■ What the task requires ■
Show every line that has the string "ffffff" in it.

::: Supplied data

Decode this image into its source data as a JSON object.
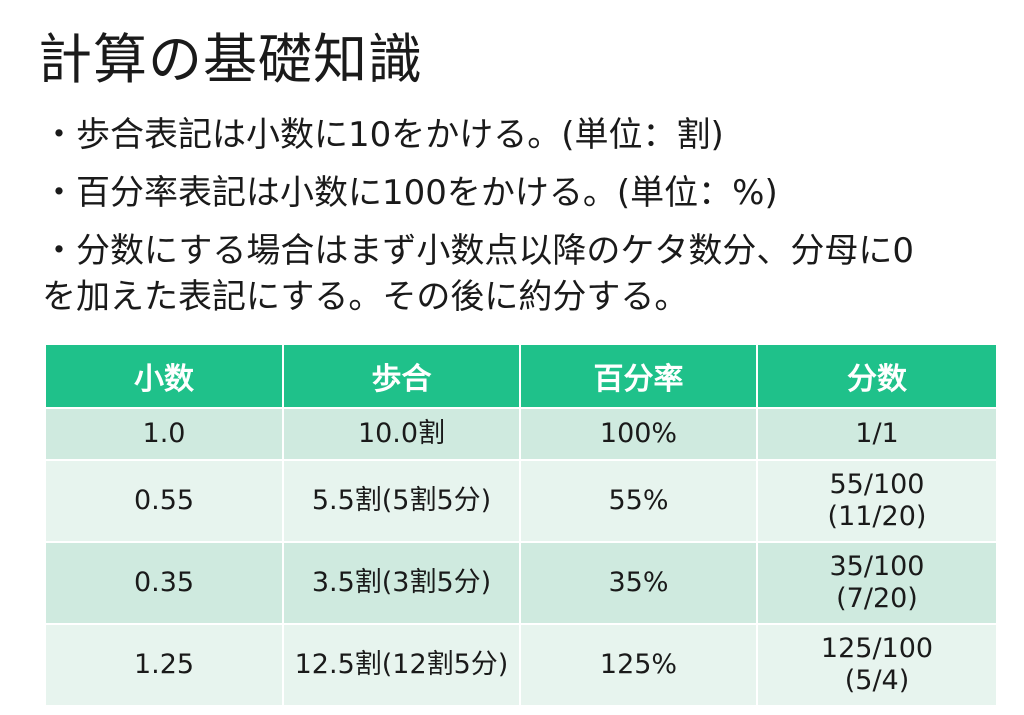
{
  "title": "計算の基礎知識",
  "bullets": [
    {
      "lines": [
        "・歩合表記は小数に10をかける。(単位：割)"
      ]
    },
    {
      "lines": [
        "・百分率表記は小数に100をかける。(単位：%)"
      ]
    },
    {
      "lines": [
        "・分数にする場合はまず小数点以降のケタ数分、分母に0",
        "を加えた表記にする。その後に約分する。"
      ]
    }
  ],
  "table": {
    "headers": [
      "小数",
      "歩合",
      "百分率",
      "分数"
    ],
    "rows": [
      {
        "decimal": "1.0",
        "buai": "10.0割",
        "percent": "100%",
        "fraction": [
          "1/1"
        ]
      },
      {
        "decimal": "0.55",
        "buai": "5.5割(5割5分)",
        "percent": "55%",
        "fraction": [
          "55/100",
          "(11/20)"
        ]
      },
      {
        "decimal": "0.35",
        "buai": "3.5割(3割5分)",
        "percent": "35%",
        "fraction": [
          "35/100",
          "(7/20)"
        ]
      },
      {
        "decimal": "1.25",
        "buai": "12.5割(12割5分)",
        "percent": "125%",
        "fraction": [
          "125/100",
          "(5/4)"
        ]
      }
    ]
  },
  "colors": {
    "header_bg": "#1fc18a",
    "row_dark": "#cfeadf",
    "row_light": "#e7f4ee"
  }
}
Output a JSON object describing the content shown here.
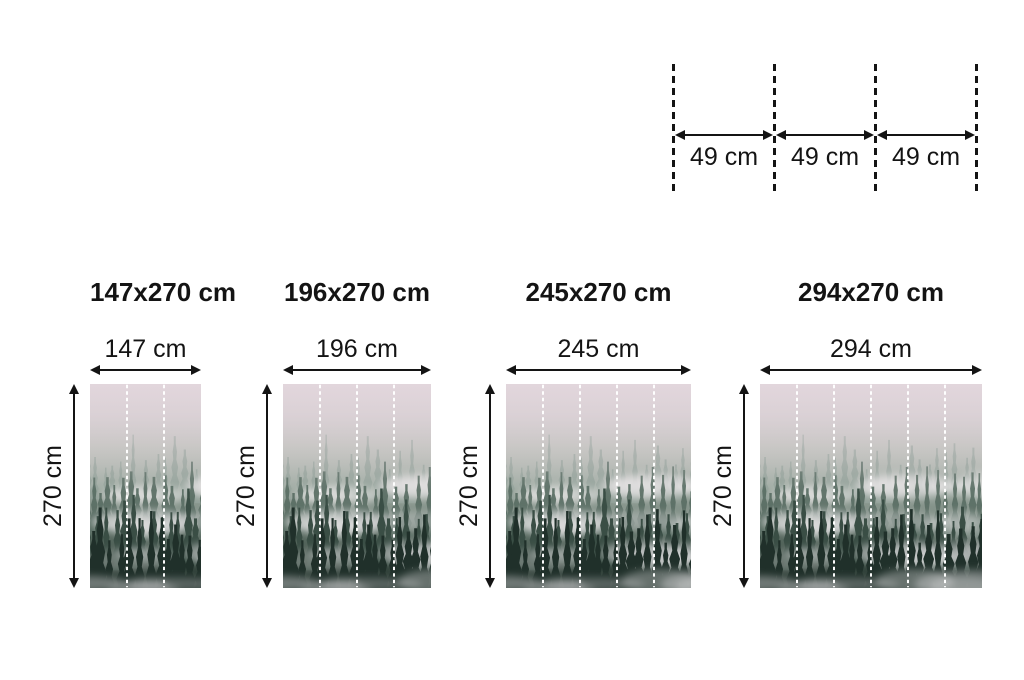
{
  "page": {
    "background_color": "#ffffff",
    "text_color": "#141414"
  },
  "panel_width_cm": 49,
  "panel_width_diagram": {
    "segments": [
      {
        "label": "49 cm"
      },
      {
        "label": "49 cm"
      },
      {
        "label": "49 cm"
      }
    ]
  },
  "variants": [
    {
      "title": "147x270 cm",
      "width_label": "147 cm",
      "height_label": "270 cm",
      "width_cm": 147,
      "height_cm": 270,
      "panel_count": 3
    },
    {
      "title": "196x270 cm",
      "width_label": "196 cm",
      "height_label": "270 cm",
      "width_cm": 196,
      "height_cm": 270,
      "panel_count": 4
    },
    {
      "title": "245x270 cm",
      "width_label": "245 cm",
      "height_label": "270 cm",
      "width_cm": 245,
      "height_cm": 270,
      "panel_count": 5
    },
    {
      "title": "294x270 cm",
      "width_label": "294 cm",
      "height_label": "270 cm",
      "width_cm": 294,
      "height_cm": 270,
      "panel_count": 6
    }
  ],
  "photo": {
    "description": "Foggy mountain forest with fir trees in mist, pale pink sky",
    "sky_stops": [
      "#e2d6dc",
      "#d7cfd3",
      "#c2c3be",
      "#a3aea6",
      "#6e7f75",
      "#3c4e45",
      "#22312b"
    ],
    "tree_layer_colors": [
      "#93a29a",
      "#5a6e64",
      "#3a4e45",
      "#20302a"
    ],
    "fog_color": "#e9e7e8",
    "divider_color": "#ffffff"
  },
  "measure_color": "#141414"
}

::::::

■ Exercise answer ■
    "background_color": "#ffffff",
    "divider_color": "#ffffff"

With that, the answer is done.